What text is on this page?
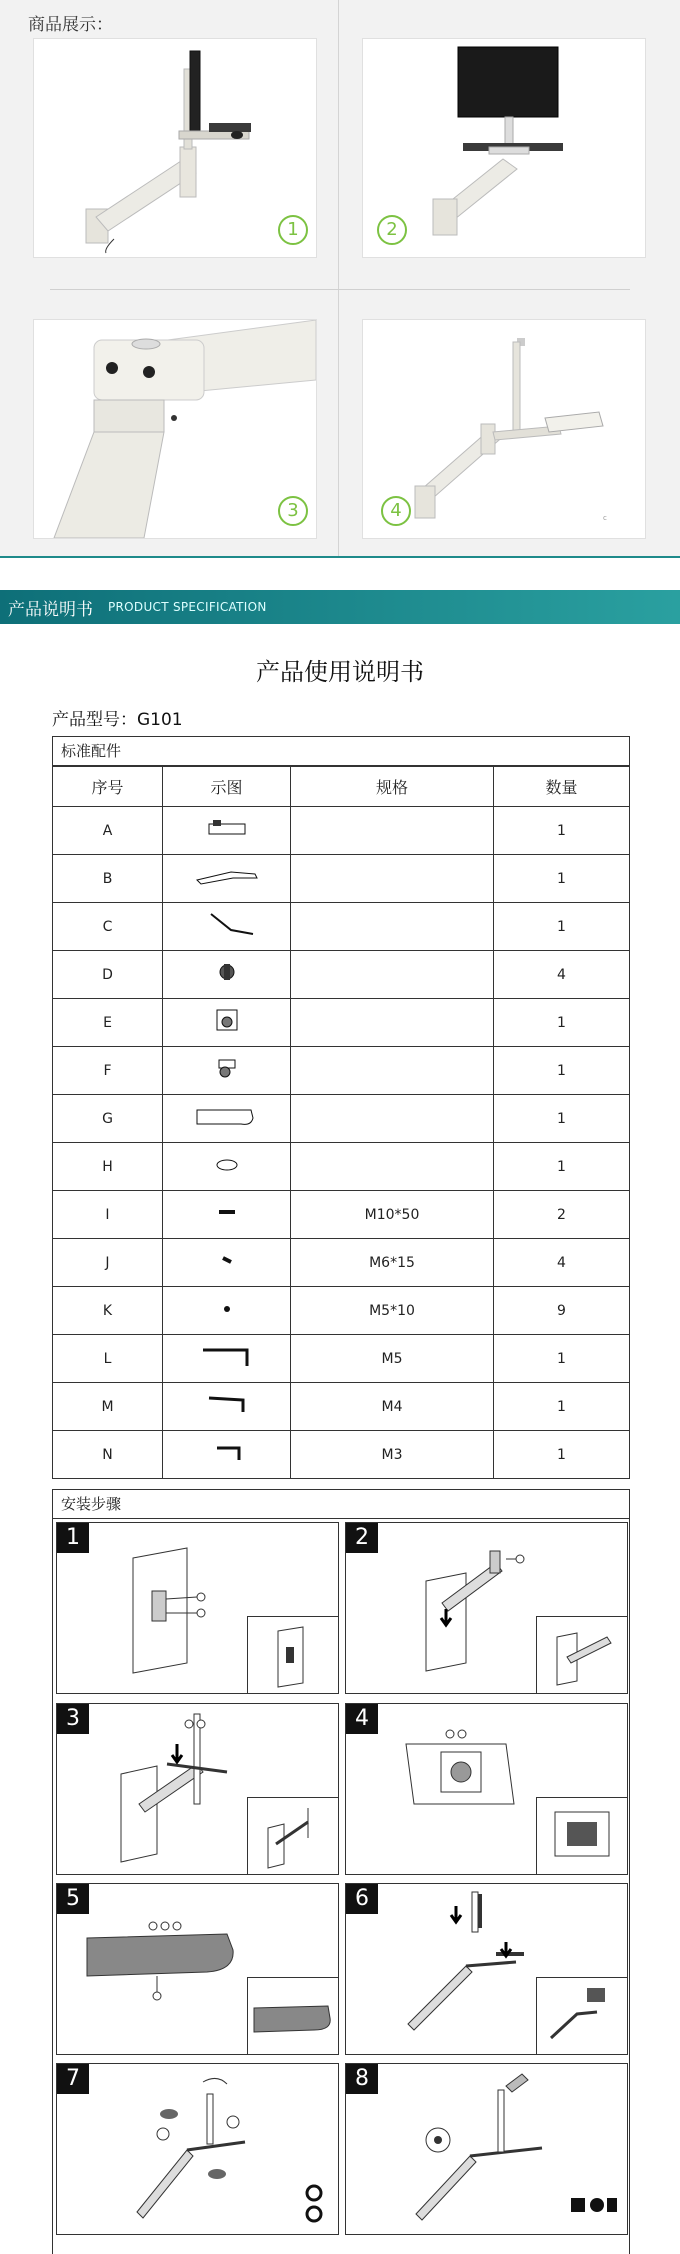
商品展示：
1	2
3	c
4
产品说明书 PRODUCT SPECIFICATION
产品使用说明书
产品型号：G101
标准配件
序号	示图	规格	数量
A			1
B			1
C			1
D			4
E			1
F			1
G			1
H			1
I		M10*50	2
J		M6*15	4
K		M5*10	9
L		M5	1
M		M4	1
N		M3	1
安装步骤
1	2
3	4
5	6
7	8
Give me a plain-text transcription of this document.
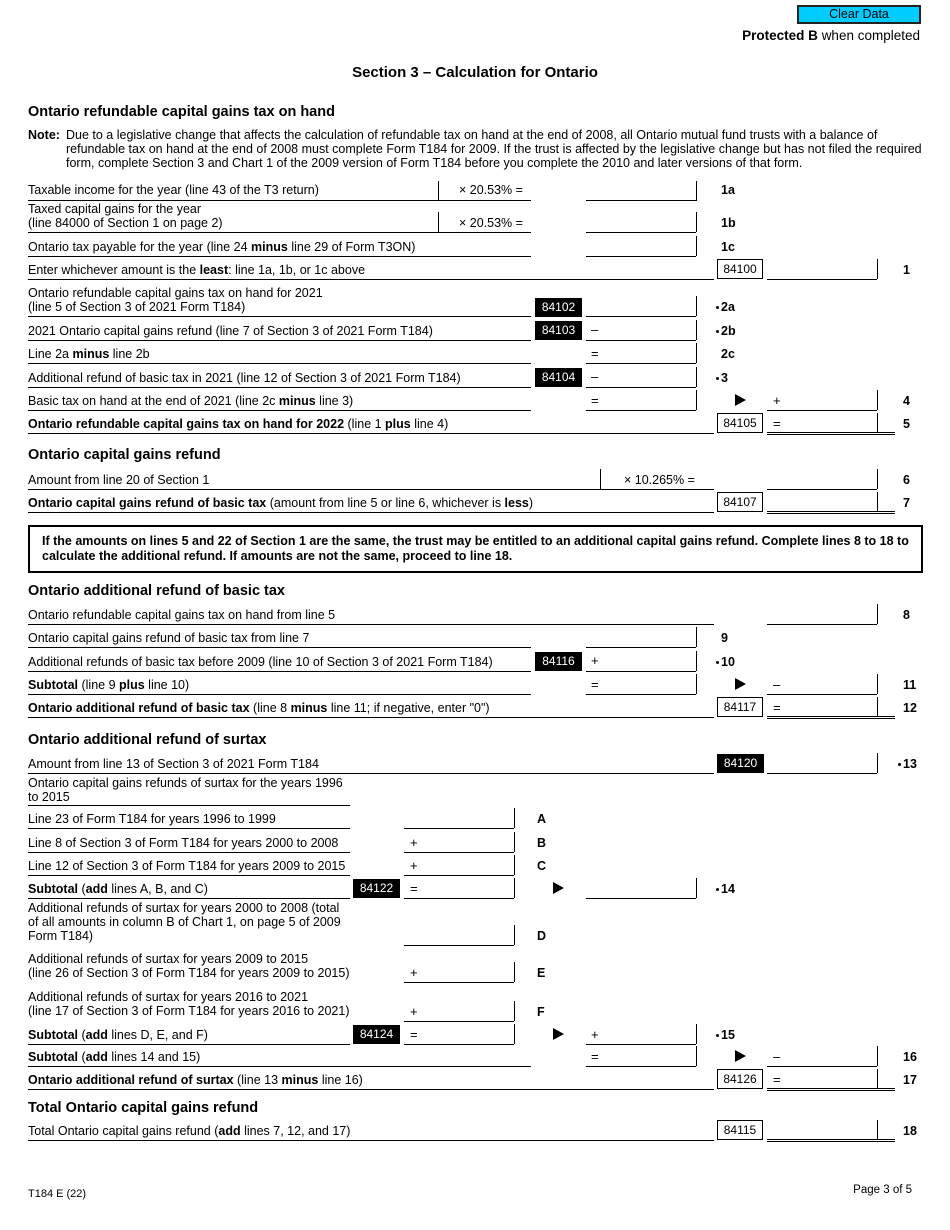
Clear Data
Protected B when completed
Section 3 – Calculation for Ontario
Ontario refundable capital gains tax on hand
Note: Due to a legislative change that affects the calculation of refundable tax on hand at the end of 2008, all Ontario mutual fund trusts with a balance of refundable tax on hand at the end of 2008 must complete Form T184 for 2009. If the trust is affected by the legislative change but has not filed the required form, complete Section 3 and Chart 1 of the 2009 version of Form T184 before you complete the 2010 and later versions of that form.
Taxable income for the year (line 43 of the T3 return)	× 20.53% =	1a
Taxed capital gains for the year
(line 84000 of Section 1 on page 2)	× 20.53% =	1b
Ontario tax payable for the year (line 24 minus line 29 of Form T3ON)	1c
Enter whichever amount is the least: line 1a, 1b, or 1c above	84100	1
Ontario refundable capital gains tax on hand for 2021
(line 5 of Section 3 of 2021 Form T184)	84102	2a
2021 Ontario capital gains refund (line 7 of Section 3 of 2021 Form T184)	84103	–	2b
Line 2a minus line 2b	=	2c
Additional refund of basic tax in 2021 (line 12 of Section 3 of 2021 Form T184)	84104	–	3
Basic tax on hand at the end of 2021 (line 2c minus line 3)	=	+	4
Ontario refundable capital gains tax on hand for 2022 (line 1 plus line 4)	84105	=	5
Ontario capital gains refund
Amount from line 20 of Section 1	× 10.265% =	6
Ontario capital gains refund of basic tax (amount from line 5 or line 6, whichever is less)	84107	7
If the amounts on lines 5 and 22 of Section 1 are the same, the trust may be entitled to an additional capital gains refund. Complete lines 8 to 18 to calculate the additional refund. If amounts are not the same, proceed to line 18.
Ontario additional refund of basic tax
Ontario refundable capital gains tax on hand from line 5	8
Ontario capital gains refund of basic tax from line 7	9
Additional refunds of basic tax before 2009 (line 10 of Section 3 of 2021 Form T184)	84116	+	10
Subtotal (line 9 plus line 10)	=	–	11
Ontario additional refund of basic tax (line 8 minus line 11; if negative, enter "0")	84117	=	12
Ontario additional refund of surtax
Amount from line 13 of Section 3 of 2021 Form T184	84120	13
Ontario capital gains refunds of surtax for the years 1996
to 2015
Line 23 of Form T184 for years 1996 to 1999	A
Line 8 of Section 3 of Form T184 for years 2000 to 2008	+	B
Line 12 of Section 3 of Form T184 for years 2009 to 2015	+	C
Subtotal (add lines A, B, and C)	84122	=	14
Additional refunds of surtax for years 2000 to 2008 (total
of all amounts in column B of Chart 1, on page 5 of 2009
Form T184)	D
Additional refunds of surtax for years 2009 to 2015
(line 26 of Section 3 of Form T184 for years 2009 to 2015)	+	E
Additional refunds of surtax for years 2016 to 2021
(line 17 of Section 3 of Form T184 for years 2016 to 2021)	+	F
Subtotal (add lines D, E, and F)	84124	=	+	15
Subtotal (add lines 14 and 15)	=	–	16
Ontario additional refund of surtax (line 13 minus line 16)	84126	=	17
Total Ontario capital gains refund
Total Ontario capital gains refund (add lines 7, 12, and 17)	84115	18
T184 E (22)	Page 3 of 5
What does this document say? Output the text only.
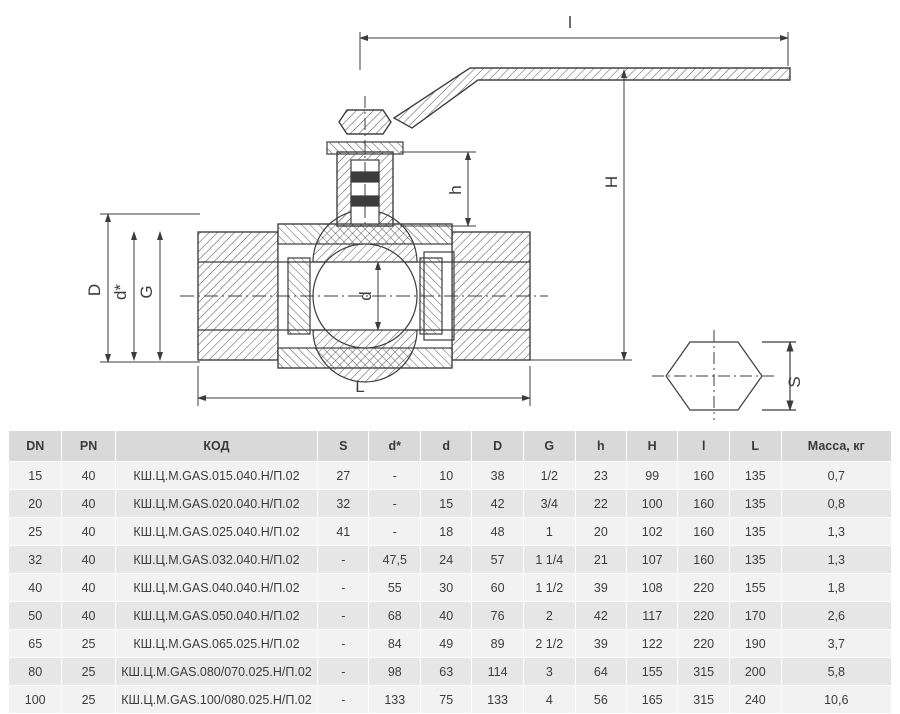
l
h
H
D d* G	d
L	S
DN	PN	КОД	S	d*	d	D	G	h	H	l	L	Масса, кг
15	40	КШ.Ц.М.GAS.015.040.Н/П.02	27	-	10	38	1/2	23	99	160	135	0,7
20	40	КШ.Ц.М.GAS.020.040.Н/П.02	32	-	15	42	3/4	22	100	160	135	0,8
25	40	КШ.Ц.М.GAS.025.040.Н/П.02	41	-	18	48	1	20	102	160	135	1,3
32	40	КШ.Ц.М.GAS.032.040.Н/П.02	-	47,5	24	57	1 1/4	21	107	160	135	1,3
40	40	КШ.Ц.М.GAS.040.040.Н/П.02	-	55	30	60	1 1/2	39	108	220	155	1,8
50	40	КШ.Ц.М.GAS.050.040.Н/П.02	-	68	40	76	2	42	117	220	170	2,6
65	25	КШ.Ц.М.GAS.065.025.Н/П.02	-	84	49	89	2 1/2	39	122	220	190	3,7
80	25	КШ.Ц.М.GAS.080/070.025.Н/П.02	-	98	63	114	3	64	155	315	200	5,8
100	25	КШ.Ц.М.GAS.100/080.025.Н/П.02	-	133	75	133	4	56	165	315	240	10,6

STATED EXERCISE: Extract every line of the data exactly; pictures stay out.

FULL ANSWER:
What text is on this page?
商品展示：
1	2
3	c
4
产品说明书 PRODUCT SPECIFICATION
产品使用说明书
产品型号：G101
标准配件
序号	示图	规格	数量
A			1
B			1
C			1
D			4
E			1
F			1
G			1
H			1
I		M10*50	2
J		M6*15	4
K		M5*10	9
L		M5	1
M		M4	1
N		M3	1
安装步骤
1	2
3	4
5	6
7	8
Give me a plain-text transcription of this document.
Clear Data
Protected B when completed
Section 3 – Calculation for Ontario
Ontario refundable capital gains tax on hand
Note: Due to a legislative change that affects the calculation of refundable tax on hand at the end of 2008, all Ontario mutual fund trusts with a balance of refundable tax on hand at the end of 2008 must complete Form T184 for 2009. If the trust is affected by the legislative change but has not filed the required form, complete Section 3 and Chart 1 of the 2009 version of Form T184 before you complete the 2010 and later versions of that form.
Taxable income for the year (line 43 of the T3 return)	× 20.53% =	1a
Taxed capital gains for the year
(line 84000 of Section 1 on page 2)	× 20.53% =	1b
Ontario tax payable for the year (line 24 minus line 29 of Form T3ON)	1c
Enter whichever amount is the least: line 1a, 1b, or 1c above	84100	1
Ontario refundable capital gains tax on hand for 2021
(line 5 of Section 3 of 2021 Form T184)	84102	2a
2021 Ontario capital gains refund (line 7 of Section 3 of 2021 Form T184)	84103	–	2b
Line 2a minus line 2b	=	2c
Additional refund of basic tax in 2021 (line 12 of Section 3 of 2021 Form T184)	84104	–	3
Basic tax on hand at the end of 2021 (line 2c minus line 3)	=	+	4
Ontario refundable capital gains tax on hand for 2022 (line 1 plus line 4)	84105	=	5
Ontario capital gains refund
Amount from line 20 of Section 1	× 10.265% =	6
Ontario capital gains refund of basic tax (amount from line 5 or line 6, whichever is less)	84107	7
If the amounts on lines 5 and 22 of Section 1 are the same, the trust may be entitled to an additional capital gains refund. Complete lines 8 to 18 to calculate the additional refund. If amounts are not the same, proceed to line 18.
Ontario additional refund of basic tax
Ontario refundable capital gains tax on hand from line 5	8
Ontario capital gains refund of basic tax from line 7	9
Additional refunds of basic tax before 2009 (line 10 of Section 3 of 2021 Form T184)	84116	+	10
Subtotal (line 9 plus line 10)	=	–	11
Ontario additional refund of basic tax (line 8 minus line 11; if negative, enter "0")	84117	=	12
Ontario additional refund of surtax
Amount from line 13 of Section 3 of 2021 Form T184	84120	13
Ontario capital gains refunds of surtax for the years 1996
to 2015
Line 23 of Form T184 for years 1996 to 1999	A
Line 8 of Section 3 of Form T184 for years 2000 to 2008	+	B
Line 12 of Section 3 of Form T184 for years 2009 to 2015	+	C
Subtotal (add lines A, B, and C)	84122	=	14
Additional refunds of surtax for years 2000 to 2008 (total
of all amounts in column B of Chart 1, on page 5 of 2009
Form T184)	D
Additional refunds of surtax for years 2009 to 2015
(line 26 of Section 3 of Form T184 for years 2009 to 2015)	+	E
Additional refunds of surtax for years 2016 to 2021
(line 17 of Section 3 of Form T184 for years 2016 to 2021)	+	F
Subtotal (add lines D, E, and F)	84124	=	+	15
Subtotal (add lines 14 and 15)	=	–	16
Ontario additional refund of surtax (line 13 minus line 16)	84126	=	17
Total Ontario capital gains refund
Total Ontario capital gains refund (add lines 7, 12, and 17)	84115	18
T184 E (22)	Page 3 of 5
What does this document say? Output the text only.
l
h
H
D d* G	d
L	S
DN	PN	КОД	S	d*	d	D	G	h	H	l	L	Масса, кг
15	40	КШ.Ц.М.GAS.015.040.Н/П.02	27	-	10	38	1/2	23	99	160	135	0,7
20	40	КШ.Ц.М.GAS.020.040.Н/П.02	32	-	15	42	3/4	22	100	160	135	0,8
25	40	КШ.Ц.М.GAS.025.040.Н/П.02	41	-	18	48	1	20	102	160	135	1,3
32	40	КШ.Ц.М.GAS.032.040.Н/П.02	-	47,5	24	57	1 1/4	21	107	160	135	1,3
40	40	КШ.Ц.М.GAS.040.040.Н/П.02	-	55	30	60	1 1/2	39	108	220	155	1,8
50	40	КШ.Ц.М.GAS.050.040.Н/П.02	-	68	40	76	2	42	117	220	170	2,6
65	25	КШ.Ц.М.GAS.065.025.Н/П.02	-	84	49	89	2 1/2	39	122	220	190	3,7
80	25	КШ.Ц.М.GAS.080/070.025.Н/П.02	-	98	63	114	3	64	155	315	200	5,8
100	25	КШ.Ц.М.GAS.100/080.025.Н/П.02	-	133	75	133	4	56	165	315	240	10,6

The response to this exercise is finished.